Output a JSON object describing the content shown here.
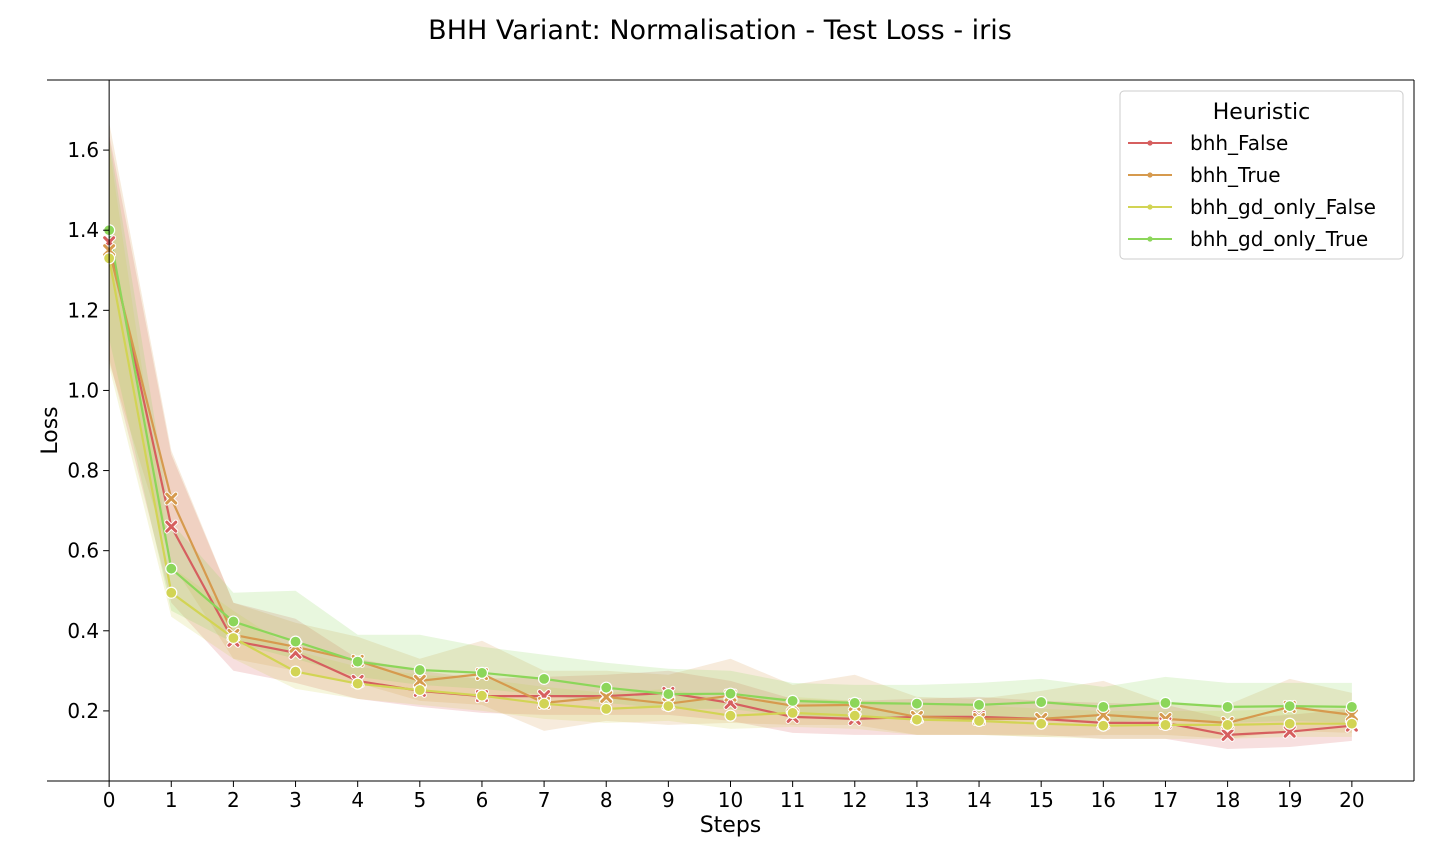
{
  "chart_data": {
    "type": "line",
    "title": "BHH Variant: Normalisation - Test Loss - iris",
    "xlabel": "Steps",
    "ylabel": "Loss",
    "x": [
      0,
      1,
      2,
      3,
      4,
      5,
      6,
      7,
      8,
      9,
      10,
      11,
      12,
      13,
      14,
      15,
      16,
      17,
      18,
      19,
      20
    ],
    "xlim": [
      -1,
      21
    ],
    "ylim": [
      0.025,
      1.775
    ],
    "y_ticks": [
      0.2,
      0.4,
      0.6,
      0.8,
      1.0,
      1.2,
      1.4,
      1.6
    ],
    "y_tick_labels": [
      "0.2",
      "0.4",
      "0.6",
      "0.8",
      "1.0",
      "1.2",
      "1.4",
      "1.6"
    ],
    "legend": {
      "title": "Heuristic",
      "position": "top-right"
    },
    "series": [
      {
        "name": "bhh_False",
        "color": "#d65f5f",
        "marker": "x",
        "values": [
          1.37,
          0.66,
          0.375,
          0.345,
          0.275,
          0.25,
          0.237,
          0.237,
          0.237,
          0.245,
          0.22,
          0.185,
          0.18,
          0.185,
          0.185,
          0.18,
          0.17,
          0.17,
          0.14,
          0.148,
          0.163
        ],
        "lower": [
          1.08,
          0.47,
          0.3,
          0.27,
          0.23,
          0.21,
          0.195,
          0.19,
          0.19,
          0.19,
          0.175,
          0.145,
          0.14,
          0.14,
          0.14,
          0.14,
          0.13,
          0.13,
          0.105,
          0.11,
          0.125
        ],
        "upper": [
          1.64,
          0.84,
          0.47,
          0.43,
          0.33,
          0.3,
          0.28,
          0.285,
          0.29,
          0.3,
          0.275,
          0.23,
          0.225,
          0.23,
          0.235,
          0.225,
          0.22,
          0.215,
          0.18,
          0.19,
          0.205
        ]
      },
      {
        "name": "bhh_True",
        "color": "#d69a4e",
        "marker": "x",
        "values": [
          1.35,
          0.73,
          0.39,
          0.36,
          0.325,
          0.275,
          0.292,
          0.22,
          0.235,
          0.218,
          0.238,
          0.213,
          0.215,
          0.185,
          0.18,
          0.18,
          0.19,
          0.18,
          0.17,
          0.21,
          0.19
        ],
        "lower": [
          1.07,
          0.57,
          0.33,
          0.3,
          0.27,
          0.225,
          0.215,
          0.15,
          0.175,
          0.165,
          0.17,
          0.165,
          0.165,
          0.14,
          0.14,
          0.135,
          0.14,
          0.14,
          0.13,
          0.15,
          0.145
        ],
        "upper": [
          1.67,
          0.85,
          0.47,
          0.42,
          0.385,
          0.33,
          0.375,
          0.3,
          0.3,
          0.29,
          0.33,
          0.265,
          0.29,
          0.235,
          0.23,
          0.25,
          0.275,
          0.22,
          0.215,
          0.28,
          0.245
        ]
      },
      {
        "name": "bhh_gd_only_False",
        "color": "#d2d454",
        "marker": "o",
        "values": [
          1.33,
          0.495,
          0.382,
          0.298,
          0.268,
          0.252,
          0.238,
          0.218,
          0.205,
          0.212,
          0.188,
          0.195,
          0.188,
          0.178,
          0.175,
          0.168,
          0.163,
          0.165,
          0.165,
          0.168,
          0.168
        ],
        "lower": [
          1.06,
          0.435,
          0.33,
          0.255,
          0.23,
          0.215,
          0.2,
          0.18,
          0.17,
          0.175,
          0.155,
          0.16,
          0.155,
          0.14,
          0.14,
          0.135,
          0.13,
          0.13,
          0.13,
          0.135,
          0.135
        ],
        "upper": [
          1.61,
          0.56,
          0.45,
          0.35,
          0.31,
          0.29,
          0.28,
          0.26,
          0.245,
          0.255,
          0.225,
          0.235,
          0.225,
          0.22,
          0.215,
          0.205,
          0.2,
          0.2,
          0.2,
          0.205,
          0.205
        ]
      },
      {
        "name": "bhh_gd_only_True",
        "color": "#8cd65a",
        "marker": "o",
        "values": [
          1.4,
          0.555,
          0.423,
          0.373,
          0.323,
          0.302,
          0.295,
          0.28,
          0.258,
          0.242,
          0.243,
          0.225,
          0.22,
          0.218,
          0.215,
          0.222,
          0.21,
          0.22,
          0.21,
          0.212,
          0.21
        ],
        "lower": [
          1.13,
          0.45,
          0.37,
          0.33,
          0.285,
          0.265,
          0.255,
          0.24,
          0.22,
          0.205,
          0.205,
          0.185,
          0.18,
          0.18,
          0.175,
          0.18,
          0.17,
          0.18,
          0.17,
          0.175,
          0.17
        ],
        "upper": [
          1.63,
          0.67,
          0.495,
          0.5,
          0.39,
          0.39,
          0.36,
          0.34,
          0.32,
          0.305,
          0.3,
          0.27,
          0.265,
          0.265,
          0.27,
          0.28,
          0.26,
          0.285,
          0.27,
          0.27,
          0.27
        ]
      }
    ]
  }
}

= Aim of the task =
Take every line from the data that contains the word "Loss".

= Exercise solution =
    "title": "BHH Variant: Normalisation - Test Loss - iris",
    "ylabel": "Loss",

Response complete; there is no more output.